── Dataset
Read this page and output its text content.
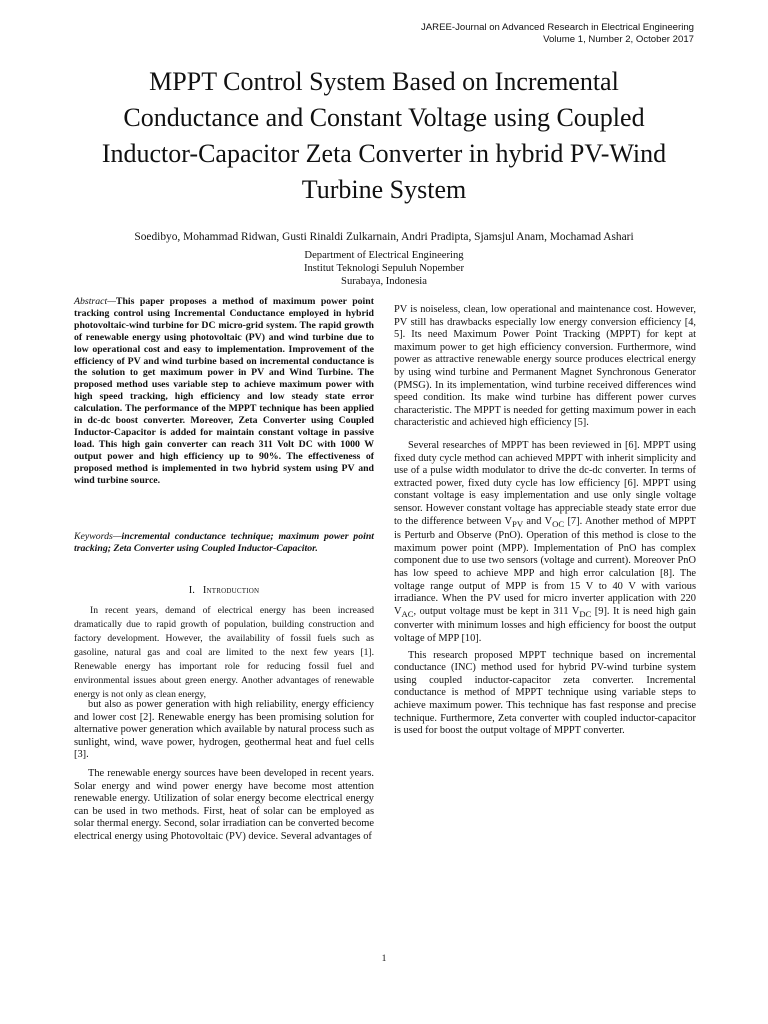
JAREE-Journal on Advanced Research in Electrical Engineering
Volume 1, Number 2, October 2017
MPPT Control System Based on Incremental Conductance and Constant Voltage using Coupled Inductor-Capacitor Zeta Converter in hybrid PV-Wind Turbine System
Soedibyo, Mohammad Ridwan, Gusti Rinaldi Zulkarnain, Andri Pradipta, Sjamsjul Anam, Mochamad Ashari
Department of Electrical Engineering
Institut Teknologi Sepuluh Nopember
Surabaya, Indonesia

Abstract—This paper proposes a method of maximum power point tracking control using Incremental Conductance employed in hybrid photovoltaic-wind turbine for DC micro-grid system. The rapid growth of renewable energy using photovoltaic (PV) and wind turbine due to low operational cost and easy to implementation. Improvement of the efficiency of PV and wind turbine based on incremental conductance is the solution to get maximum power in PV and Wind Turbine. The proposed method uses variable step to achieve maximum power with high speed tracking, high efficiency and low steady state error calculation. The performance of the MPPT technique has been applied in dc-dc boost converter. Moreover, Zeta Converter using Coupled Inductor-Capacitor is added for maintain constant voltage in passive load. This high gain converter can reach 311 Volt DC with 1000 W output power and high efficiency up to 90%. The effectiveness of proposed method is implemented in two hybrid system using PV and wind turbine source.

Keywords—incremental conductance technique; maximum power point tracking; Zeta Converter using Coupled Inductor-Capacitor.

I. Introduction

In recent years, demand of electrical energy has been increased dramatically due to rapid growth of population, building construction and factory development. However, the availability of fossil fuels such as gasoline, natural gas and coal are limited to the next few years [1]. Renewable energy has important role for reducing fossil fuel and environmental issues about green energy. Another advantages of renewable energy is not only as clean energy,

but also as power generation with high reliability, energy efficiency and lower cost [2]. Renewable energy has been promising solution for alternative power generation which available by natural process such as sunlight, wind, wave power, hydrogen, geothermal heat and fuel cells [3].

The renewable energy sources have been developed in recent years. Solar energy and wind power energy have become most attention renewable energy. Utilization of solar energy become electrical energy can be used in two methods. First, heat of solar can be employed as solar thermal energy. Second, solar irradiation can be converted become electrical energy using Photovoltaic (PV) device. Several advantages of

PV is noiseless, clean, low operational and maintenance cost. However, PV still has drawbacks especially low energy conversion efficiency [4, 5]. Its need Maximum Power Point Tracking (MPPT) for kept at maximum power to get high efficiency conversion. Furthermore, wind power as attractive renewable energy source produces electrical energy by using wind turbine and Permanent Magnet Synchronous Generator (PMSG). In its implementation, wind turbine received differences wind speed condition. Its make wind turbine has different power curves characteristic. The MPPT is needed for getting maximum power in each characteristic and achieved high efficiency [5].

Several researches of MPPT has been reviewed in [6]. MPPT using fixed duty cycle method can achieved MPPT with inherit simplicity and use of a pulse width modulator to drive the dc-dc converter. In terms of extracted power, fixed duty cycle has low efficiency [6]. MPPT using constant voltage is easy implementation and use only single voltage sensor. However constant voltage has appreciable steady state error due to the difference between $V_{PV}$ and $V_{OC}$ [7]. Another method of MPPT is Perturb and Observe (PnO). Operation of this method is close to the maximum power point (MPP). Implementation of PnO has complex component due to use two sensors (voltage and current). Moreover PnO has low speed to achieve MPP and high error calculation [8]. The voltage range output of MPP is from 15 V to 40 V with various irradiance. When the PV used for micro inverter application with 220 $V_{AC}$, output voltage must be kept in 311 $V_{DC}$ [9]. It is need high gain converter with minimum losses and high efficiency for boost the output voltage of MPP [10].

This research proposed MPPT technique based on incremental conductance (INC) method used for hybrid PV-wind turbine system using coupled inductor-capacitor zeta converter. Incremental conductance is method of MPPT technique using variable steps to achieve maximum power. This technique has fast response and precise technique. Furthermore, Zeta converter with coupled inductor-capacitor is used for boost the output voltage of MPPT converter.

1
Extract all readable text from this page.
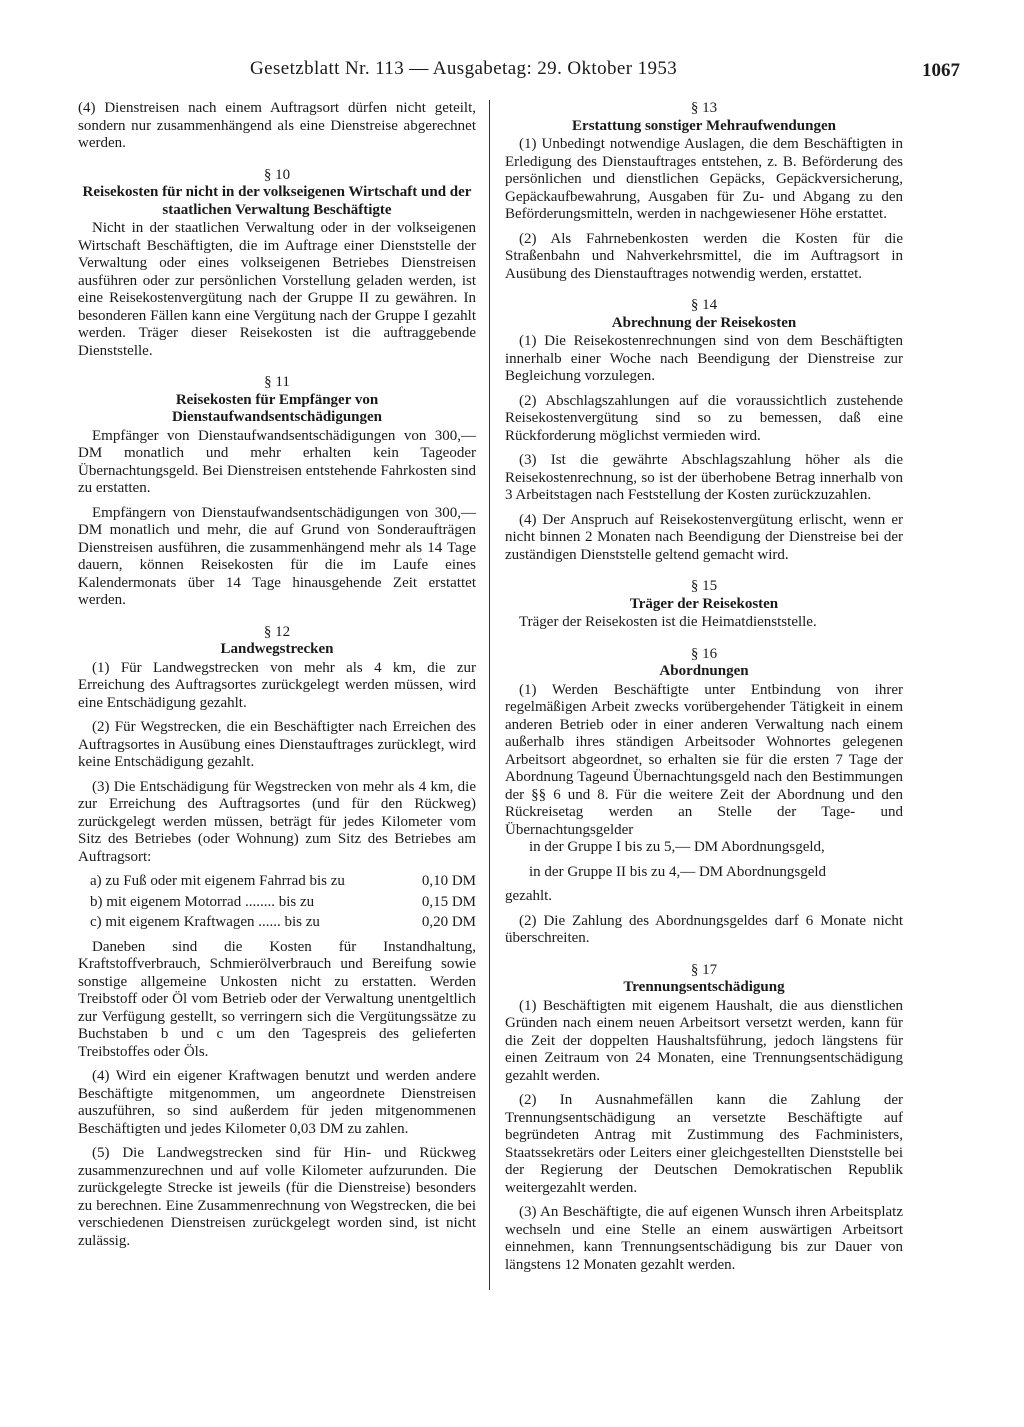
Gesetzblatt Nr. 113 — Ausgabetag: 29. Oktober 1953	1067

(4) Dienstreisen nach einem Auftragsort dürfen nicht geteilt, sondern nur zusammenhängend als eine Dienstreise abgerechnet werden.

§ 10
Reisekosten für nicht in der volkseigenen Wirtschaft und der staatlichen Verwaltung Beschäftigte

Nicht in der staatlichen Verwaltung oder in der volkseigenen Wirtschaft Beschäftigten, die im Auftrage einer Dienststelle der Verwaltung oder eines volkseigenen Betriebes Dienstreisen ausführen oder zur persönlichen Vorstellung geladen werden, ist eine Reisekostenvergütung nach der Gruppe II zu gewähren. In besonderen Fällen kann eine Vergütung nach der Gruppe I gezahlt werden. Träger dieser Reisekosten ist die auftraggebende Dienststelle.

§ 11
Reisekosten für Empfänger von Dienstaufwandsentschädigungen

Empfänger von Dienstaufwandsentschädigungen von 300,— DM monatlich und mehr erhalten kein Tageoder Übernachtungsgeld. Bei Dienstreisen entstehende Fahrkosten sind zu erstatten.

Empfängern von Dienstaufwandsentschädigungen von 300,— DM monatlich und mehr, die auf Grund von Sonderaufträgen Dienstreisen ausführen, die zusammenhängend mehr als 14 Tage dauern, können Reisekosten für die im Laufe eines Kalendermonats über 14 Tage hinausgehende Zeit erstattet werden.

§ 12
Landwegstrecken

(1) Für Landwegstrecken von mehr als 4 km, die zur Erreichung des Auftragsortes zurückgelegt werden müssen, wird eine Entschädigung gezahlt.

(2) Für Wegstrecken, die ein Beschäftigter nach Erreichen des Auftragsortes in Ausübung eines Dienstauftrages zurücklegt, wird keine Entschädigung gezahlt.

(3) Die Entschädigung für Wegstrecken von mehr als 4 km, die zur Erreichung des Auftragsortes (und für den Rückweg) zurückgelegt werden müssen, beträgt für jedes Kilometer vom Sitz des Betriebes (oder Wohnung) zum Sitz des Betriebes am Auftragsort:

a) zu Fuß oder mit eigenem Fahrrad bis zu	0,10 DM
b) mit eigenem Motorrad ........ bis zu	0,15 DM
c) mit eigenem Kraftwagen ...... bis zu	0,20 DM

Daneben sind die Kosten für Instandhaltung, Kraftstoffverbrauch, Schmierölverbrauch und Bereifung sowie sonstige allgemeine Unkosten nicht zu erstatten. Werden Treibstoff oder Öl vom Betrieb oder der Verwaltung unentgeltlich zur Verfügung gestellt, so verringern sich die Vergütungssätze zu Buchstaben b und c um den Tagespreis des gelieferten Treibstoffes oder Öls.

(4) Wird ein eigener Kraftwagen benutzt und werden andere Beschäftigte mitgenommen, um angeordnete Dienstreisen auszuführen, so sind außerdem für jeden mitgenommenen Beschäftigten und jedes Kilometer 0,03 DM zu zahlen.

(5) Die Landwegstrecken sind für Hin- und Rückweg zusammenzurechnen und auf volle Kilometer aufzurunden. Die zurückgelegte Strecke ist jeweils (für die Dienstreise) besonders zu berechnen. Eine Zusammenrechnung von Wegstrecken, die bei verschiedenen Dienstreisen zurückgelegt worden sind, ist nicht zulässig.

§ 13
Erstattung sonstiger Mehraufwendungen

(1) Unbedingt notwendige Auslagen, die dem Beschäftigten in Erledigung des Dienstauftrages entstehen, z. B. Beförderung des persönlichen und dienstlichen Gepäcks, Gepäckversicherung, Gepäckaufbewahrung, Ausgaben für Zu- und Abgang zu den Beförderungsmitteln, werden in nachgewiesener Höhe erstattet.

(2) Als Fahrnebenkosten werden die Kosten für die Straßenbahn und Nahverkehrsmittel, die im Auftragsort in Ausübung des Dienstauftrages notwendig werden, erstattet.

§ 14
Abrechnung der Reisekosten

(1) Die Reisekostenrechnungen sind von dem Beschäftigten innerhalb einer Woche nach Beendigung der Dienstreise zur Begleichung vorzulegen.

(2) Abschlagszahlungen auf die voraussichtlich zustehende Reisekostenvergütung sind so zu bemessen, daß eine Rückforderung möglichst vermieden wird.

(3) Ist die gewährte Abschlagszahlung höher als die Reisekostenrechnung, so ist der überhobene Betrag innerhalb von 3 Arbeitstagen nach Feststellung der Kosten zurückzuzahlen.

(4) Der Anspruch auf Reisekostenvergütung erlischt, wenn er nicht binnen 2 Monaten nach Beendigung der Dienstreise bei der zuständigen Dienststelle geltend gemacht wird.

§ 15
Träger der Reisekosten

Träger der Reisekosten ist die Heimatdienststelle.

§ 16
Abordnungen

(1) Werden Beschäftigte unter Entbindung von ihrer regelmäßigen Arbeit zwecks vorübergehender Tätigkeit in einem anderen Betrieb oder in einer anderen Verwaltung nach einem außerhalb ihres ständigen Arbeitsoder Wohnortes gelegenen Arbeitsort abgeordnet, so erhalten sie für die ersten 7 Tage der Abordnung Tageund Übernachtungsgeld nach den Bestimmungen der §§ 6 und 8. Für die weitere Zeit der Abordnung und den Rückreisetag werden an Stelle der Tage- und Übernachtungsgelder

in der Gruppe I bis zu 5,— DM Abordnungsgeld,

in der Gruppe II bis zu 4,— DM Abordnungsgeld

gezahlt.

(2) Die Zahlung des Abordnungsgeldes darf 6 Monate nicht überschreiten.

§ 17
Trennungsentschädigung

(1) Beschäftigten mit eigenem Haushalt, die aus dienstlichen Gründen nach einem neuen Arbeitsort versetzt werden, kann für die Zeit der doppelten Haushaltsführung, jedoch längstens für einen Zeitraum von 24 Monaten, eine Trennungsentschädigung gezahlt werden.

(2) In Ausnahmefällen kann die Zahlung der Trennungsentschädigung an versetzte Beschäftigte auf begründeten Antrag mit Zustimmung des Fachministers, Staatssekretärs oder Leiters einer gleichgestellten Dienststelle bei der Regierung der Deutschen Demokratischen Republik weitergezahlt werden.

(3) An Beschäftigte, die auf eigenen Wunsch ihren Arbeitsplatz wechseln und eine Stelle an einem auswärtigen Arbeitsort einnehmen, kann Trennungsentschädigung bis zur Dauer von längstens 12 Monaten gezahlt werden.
────
── Dataset
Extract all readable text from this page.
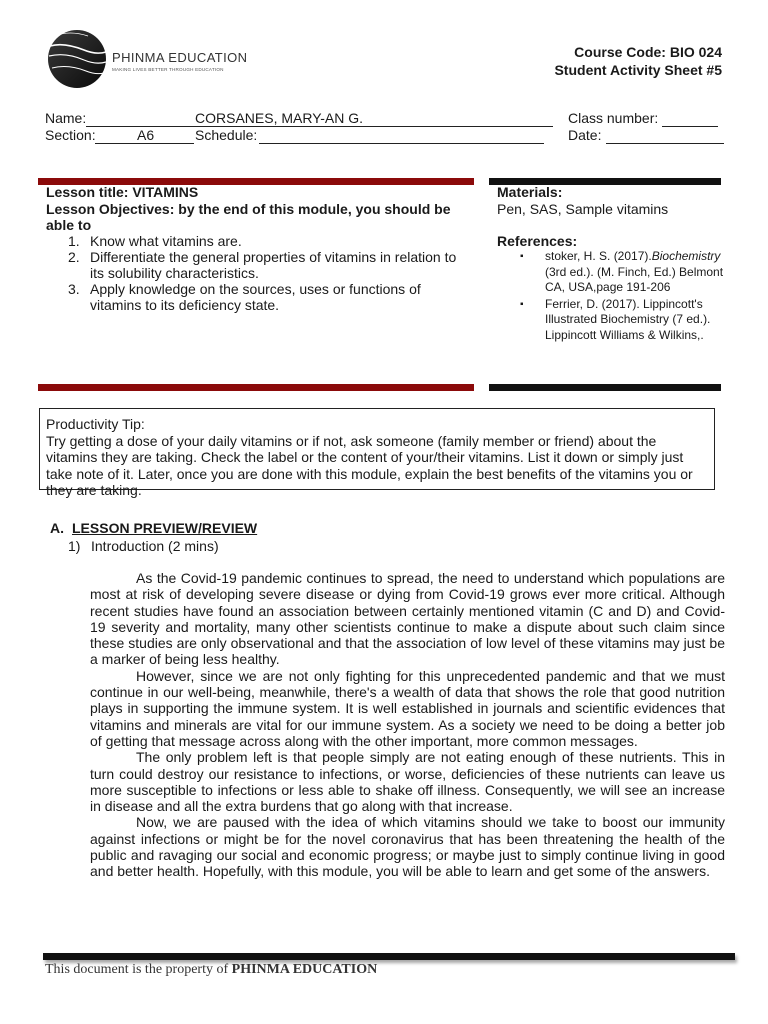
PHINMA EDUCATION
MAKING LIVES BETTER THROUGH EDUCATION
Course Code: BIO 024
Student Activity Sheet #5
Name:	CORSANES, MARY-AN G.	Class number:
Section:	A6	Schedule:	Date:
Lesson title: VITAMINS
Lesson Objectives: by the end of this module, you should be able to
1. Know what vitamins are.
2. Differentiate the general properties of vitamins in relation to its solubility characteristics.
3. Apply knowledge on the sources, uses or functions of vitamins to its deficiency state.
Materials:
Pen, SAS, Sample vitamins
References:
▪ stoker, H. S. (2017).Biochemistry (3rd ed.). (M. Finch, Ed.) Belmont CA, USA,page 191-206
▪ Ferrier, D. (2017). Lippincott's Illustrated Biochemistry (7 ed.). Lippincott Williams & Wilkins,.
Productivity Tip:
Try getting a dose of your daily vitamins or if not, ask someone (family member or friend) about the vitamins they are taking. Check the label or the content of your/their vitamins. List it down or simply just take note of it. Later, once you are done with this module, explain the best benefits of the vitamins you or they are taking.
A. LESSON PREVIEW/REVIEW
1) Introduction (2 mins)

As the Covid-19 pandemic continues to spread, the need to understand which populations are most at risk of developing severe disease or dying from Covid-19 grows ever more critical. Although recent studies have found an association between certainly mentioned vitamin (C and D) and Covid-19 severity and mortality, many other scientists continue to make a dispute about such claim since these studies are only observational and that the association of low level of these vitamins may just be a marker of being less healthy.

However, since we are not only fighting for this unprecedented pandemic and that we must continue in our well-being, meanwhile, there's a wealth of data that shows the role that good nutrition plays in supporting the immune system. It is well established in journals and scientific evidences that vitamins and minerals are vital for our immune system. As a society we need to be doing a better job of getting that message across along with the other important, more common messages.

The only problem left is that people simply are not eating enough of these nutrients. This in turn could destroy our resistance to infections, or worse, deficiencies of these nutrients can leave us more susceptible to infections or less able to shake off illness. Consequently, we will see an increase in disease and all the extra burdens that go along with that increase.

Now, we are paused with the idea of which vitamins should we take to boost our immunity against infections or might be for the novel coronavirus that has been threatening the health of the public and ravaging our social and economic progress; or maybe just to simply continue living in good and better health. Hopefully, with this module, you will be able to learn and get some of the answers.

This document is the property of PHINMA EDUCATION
────
» Assigned task
Wherever the string "simply" shows up in a line above, tally that line, and answer with the final number alone.

» Worked solution
3